▶ _What the exercise asks_:
Your task is to copy each line of the listing that contains the word "tratar".

▶ _Data in this exercise_:
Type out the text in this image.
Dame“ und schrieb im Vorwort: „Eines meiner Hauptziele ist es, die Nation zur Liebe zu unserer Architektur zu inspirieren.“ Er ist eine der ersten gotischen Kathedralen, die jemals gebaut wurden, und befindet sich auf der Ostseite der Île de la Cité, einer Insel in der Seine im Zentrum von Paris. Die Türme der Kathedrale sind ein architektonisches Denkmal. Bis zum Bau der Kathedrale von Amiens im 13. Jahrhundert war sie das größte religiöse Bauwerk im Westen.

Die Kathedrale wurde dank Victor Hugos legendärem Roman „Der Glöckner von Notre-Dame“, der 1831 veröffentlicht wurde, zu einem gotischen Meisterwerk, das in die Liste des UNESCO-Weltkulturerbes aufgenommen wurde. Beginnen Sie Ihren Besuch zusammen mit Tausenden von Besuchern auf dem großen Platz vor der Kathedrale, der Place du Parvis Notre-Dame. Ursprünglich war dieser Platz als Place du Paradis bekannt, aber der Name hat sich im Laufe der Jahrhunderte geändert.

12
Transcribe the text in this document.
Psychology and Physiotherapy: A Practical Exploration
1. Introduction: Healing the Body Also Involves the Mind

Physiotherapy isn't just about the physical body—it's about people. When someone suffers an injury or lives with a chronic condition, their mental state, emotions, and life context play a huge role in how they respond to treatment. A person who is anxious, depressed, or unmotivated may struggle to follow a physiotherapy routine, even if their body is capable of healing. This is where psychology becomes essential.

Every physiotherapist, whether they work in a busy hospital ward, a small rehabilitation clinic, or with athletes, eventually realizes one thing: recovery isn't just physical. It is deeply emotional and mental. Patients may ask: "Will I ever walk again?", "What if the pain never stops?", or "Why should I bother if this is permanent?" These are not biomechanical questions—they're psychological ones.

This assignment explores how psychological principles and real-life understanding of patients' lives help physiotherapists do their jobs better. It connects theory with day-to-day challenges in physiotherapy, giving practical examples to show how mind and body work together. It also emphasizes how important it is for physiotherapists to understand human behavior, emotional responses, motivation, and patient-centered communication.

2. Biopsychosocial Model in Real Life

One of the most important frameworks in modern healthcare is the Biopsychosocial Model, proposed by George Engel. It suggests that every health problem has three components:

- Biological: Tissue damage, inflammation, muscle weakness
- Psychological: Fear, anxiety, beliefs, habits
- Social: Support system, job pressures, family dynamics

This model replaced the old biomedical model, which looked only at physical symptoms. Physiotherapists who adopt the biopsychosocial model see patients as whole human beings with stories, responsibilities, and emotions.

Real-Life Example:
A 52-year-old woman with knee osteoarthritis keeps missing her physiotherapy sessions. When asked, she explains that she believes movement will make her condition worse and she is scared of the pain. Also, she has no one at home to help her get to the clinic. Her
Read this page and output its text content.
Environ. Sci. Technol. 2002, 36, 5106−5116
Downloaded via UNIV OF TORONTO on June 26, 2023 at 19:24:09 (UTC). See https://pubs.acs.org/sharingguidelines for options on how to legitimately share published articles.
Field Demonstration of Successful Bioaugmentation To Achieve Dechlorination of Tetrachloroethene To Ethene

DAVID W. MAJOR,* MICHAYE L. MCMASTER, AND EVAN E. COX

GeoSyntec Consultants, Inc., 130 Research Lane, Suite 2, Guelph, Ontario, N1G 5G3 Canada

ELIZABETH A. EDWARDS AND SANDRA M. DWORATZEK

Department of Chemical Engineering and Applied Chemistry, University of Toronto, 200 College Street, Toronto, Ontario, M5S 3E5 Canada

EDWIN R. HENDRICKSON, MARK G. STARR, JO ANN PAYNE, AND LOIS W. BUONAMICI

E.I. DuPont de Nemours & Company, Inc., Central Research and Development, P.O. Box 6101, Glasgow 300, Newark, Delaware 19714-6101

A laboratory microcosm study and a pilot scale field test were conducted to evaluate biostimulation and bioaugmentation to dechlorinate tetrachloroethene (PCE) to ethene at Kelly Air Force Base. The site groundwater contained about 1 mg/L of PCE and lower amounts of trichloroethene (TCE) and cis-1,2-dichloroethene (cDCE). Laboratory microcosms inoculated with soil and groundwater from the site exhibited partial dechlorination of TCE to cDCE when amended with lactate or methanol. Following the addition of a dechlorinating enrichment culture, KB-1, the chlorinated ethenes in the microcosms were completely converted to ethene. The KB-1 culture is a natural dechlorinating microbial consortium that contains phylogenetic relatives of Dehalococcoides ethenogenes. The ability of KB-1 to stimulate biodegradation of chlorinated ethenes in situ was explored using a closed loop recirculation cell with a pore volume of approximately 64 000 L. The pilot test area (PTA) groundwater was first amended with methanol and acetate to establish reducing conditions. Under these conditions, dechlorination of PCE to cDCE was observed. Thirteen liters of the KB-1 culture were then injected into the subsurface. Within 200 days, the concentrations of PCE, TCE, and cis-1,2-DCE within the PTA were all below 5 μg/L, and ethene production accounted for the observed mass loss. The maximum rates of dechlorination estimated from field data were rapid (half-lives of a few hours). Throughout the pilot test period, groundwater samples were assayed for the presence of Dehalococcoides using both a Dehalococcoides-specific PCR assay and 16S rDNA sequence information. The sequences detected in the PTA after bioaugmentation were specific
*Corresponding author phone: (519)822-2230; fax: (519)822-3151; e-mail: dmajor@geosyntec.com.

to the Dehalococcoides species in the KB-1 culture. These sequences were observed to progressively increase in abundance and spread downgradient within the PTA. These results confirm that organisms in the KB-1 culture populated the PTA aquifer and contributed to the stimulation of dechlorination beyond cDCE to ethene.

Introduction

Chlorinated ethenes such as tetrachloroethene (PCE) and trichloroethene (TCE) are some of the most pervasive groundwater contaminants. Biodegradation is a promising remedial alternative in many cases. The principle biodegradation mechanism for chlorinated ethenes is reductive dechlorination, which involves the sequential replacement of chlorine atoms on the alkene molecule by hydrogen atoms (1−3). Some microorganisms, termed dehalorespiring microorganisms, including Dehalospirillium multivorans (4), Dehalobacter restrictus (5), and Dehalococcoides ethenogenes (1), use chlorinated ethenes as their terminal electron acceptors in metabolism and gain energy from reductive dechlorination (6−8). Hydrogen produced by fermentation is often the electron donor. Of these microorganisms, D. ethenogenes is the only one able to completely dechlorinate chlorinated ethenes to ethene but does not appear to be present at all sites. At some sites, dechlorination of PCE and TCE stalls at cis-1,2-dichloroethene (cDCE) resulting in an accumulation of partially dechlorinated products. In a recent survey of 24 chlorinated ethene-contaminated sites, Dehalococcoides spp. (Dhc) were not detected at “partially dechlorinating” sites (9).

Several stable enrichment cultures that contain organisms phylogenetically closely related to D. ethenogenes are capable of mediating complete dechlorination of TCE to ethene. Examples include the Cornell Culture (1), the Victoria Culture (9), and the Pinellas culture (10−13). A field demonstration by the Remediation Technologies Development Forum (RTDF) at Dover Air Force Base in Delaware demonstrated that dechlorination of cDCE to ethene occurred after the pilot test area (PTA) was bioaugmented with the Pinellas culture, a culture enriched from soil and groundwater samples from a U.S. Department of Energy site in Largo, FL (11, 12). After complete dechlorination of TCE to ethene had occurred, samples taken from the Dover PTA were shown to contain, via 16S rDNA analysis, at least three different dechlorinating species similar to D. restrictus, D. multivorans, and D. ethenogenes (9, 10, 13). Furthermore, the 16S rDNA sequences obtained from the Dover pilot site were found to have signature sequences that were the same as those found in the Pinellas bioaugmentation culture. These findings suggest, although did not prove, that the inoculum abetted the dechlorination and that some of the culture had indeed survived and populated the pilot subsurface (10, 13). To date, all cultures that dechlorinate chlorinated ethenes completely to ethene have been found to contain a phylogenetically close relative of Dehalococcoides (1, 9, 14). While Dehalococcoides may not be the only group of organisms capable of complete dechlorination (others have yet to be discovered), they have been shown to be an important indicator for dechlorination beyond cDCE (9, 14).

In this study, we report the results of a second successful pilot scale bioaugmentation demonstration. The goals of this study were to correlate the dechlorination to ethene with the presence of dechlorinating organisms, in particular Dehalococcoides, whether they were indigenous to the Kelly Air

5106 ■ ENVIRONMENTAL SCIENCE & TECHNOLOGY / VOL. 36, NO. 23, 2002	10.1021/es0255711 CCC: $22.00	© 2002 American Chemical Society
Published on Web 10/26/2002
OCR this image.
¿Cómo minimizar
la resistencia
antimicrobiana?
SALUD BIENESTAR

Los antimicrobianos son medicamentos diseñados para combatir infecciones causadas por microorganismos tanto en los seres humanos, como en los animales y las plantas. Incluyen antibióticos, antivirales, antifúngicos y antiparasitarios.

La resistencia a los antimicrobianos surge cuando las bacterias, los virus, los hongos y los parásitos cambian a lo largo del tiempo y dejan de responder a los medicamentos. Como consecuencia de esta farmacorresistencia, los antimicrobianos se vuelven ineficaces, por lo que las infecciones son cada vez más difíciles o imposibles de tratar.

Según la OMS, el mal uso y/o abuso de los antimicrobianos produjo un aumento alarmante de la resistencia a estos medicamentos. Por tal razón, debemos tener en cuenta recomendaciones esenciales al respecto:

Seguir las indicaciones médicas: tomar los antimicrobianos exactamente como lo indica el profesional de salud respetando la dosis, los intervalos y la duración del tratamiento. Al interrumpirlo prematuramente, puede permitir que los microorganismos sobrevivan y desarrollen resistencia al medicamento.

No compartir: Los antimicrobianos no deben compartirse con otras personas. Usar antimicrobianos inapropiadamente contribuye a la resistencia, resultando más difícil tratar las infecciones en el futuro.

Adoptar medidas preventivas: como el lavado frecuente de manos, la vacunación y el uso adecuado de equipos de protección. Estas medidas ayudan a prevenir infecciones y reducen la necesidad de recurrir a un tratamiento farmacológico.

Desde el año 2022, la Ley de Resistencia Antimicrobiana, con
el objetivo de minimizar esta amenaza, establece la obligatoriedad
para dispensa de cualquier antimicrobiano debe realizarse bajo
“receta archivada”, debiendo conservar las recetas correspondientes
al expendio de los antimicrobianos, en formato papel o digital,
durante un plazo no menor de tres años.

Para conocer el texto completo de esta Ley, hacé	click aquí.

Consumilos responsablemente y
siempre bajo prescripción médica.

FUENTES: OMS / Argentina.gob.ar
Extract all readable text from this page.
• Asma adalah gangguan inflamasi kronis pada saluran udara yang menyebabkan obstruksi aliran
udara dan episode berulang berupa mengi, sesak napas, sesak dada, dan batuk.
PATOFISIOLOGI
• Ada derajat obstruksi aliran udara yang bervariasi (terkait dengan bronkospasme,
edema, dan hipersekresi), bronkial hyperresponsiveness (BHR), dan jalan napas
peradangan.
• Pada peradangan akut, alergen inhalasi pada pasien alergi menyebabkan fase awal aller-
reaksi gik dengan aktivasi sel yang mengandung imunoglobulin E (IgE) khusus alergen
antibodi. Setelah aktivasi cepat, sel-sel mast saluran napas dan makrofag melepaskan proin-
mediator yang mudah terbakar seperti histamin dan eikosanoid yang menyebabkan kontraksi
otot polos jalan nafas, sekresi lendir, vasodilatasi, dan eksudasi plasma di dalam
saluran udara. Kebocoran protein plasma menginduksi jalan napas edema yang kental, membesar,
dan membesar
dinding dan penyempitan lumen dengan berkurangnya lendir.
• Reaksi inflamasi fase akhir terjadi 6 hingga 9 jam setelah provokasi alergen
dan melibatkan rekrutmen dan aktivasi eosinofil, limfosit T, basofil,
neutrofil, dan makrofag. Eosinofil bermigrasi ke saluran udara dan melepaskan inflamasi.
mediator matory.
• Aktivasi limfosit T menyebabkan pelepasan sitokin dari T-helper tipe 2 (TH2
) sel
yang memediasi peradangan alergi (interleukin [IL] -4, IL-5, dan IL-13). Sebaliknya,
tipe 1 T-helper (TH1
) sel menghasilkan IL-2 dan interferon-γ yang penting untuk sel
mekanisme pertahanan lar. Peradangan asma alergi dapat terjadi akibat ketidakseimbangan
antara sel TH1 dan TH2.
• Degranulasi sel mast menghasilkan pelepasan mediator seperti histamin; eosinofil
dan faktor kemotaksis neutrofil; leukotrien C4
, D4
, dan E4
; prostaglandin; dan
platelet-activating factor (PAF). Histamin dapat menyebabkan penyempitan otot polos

▶ _Task result_:
La resistencia a los antimicrobianos surge cuando las bacterias, los virus, los hongos y los parásitos cambian a lo largo del tiempo y dejan de responder a los medicamentos. Como consecuencia de esta farmacorresistencia, los antimicrobianos se vuelven ineficaces, por lo que las infecciones son cada vez más difíciles o imposibles de tratar.
No compartir: Los antimicrobianos no deben compartirse con otras personas. Usar antimicrobianos inapropiadamente contribuye a la resistencia, resultando más difícil tratar las infecciones en el futuro.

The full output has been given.